:: MATERIALS PROVIDED ::

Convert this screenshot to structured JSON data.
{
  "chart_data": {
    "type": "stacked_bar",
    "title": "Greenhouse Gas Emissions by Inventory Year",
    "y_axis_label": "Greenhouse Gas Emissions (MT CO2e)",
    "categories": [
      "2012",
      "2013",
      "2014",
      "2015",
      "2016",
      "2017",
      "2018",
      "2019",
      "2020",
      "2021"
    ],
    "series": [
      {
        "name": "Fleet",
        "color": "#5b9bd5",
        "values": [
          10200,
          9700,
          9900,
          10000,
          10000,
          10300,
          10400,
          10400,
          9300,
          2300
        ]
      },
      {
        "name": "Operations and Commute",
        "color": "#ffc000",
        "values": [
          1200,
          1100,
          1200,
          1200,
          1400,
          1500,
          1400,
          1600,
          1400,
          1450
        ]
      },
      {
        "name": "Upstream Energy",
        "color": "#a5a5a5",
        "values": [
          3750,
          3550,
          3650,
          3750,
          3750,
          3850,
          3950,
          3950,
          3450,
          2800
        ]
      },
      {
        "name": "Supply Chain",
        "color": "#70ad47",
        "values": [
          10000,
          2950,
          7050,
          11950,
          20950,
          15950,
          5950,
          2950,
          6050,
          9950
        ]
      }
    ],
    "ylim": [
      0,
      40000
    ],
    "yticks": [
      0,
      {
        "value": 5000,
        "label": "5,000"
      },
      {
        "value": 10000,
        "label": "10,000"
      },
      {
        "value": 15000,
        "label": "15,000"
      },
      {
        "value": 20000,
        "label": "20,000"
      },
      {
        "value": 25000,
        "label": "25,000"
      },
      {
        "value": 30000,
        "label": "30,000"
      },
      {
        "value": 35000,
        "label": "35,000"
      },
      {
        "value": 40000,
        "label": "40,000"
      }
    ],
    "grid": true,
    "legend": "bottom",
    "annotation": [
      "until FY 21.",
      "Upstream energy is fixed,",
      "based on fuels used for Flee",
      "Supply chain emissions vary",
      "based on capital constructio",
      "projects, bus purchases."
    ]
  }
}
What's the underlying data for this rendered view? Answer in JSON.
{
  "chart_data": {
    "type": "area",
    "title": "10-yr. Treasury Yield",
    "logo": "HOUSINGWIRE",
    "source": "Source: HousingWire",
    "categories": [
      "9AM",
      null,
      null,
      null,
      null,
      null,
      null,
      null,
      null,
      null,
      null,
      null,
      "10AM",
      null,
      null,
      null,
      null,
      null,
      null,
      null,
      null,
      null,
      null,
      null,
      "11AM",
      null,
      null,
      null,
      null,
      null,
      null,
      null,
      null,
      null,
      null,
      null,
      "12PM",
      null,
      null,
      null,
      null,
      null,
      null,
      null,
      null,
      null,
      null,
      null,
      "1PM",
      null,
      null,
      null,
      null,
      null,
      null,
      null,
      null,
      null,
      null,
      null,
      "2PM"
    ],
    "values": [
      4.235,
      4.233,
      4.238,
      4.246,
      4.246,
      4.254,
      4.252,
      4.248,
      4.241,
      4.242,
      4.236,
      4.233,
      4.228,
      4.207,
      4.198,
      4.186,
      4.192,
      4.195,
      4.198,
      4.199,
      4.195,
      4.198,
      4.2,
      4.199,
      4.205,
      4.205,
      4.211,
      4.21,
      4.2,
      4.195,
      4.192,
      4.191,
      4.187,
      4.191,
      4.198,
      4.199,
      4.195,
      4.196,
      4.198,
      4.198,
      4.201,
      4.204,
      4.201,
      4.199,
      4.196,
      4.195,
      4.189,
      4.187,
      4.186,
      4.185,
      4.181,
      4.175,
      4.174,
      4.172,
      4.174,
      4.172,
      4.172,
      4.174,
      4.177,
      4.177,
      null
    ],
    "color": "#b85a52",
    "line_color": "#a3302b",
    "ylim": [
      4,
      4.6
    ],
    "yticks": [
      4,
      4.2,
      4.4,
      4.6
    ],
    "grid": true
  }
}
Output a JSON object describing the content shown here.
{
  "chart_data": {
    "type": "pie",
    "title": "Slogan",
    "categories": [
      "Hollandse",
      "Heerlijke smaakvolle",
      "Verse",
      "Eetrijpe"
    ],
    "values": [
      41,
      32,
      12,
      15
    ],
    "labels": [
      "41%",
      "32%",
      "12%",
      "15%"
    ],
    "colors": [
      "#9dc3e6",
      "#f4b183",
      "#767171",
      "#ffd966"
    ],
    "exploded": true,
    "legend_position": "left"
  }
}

:::

EXERCISE DETAILS: Check the data for the word "JSON" and pull out the lines that have it.

WRITTEN REPLY:
Convert this screenshot to structured JSON data.
What's the underlying data for this rendered view? Answer in JSON.
Output a JSON object describing the content shown here.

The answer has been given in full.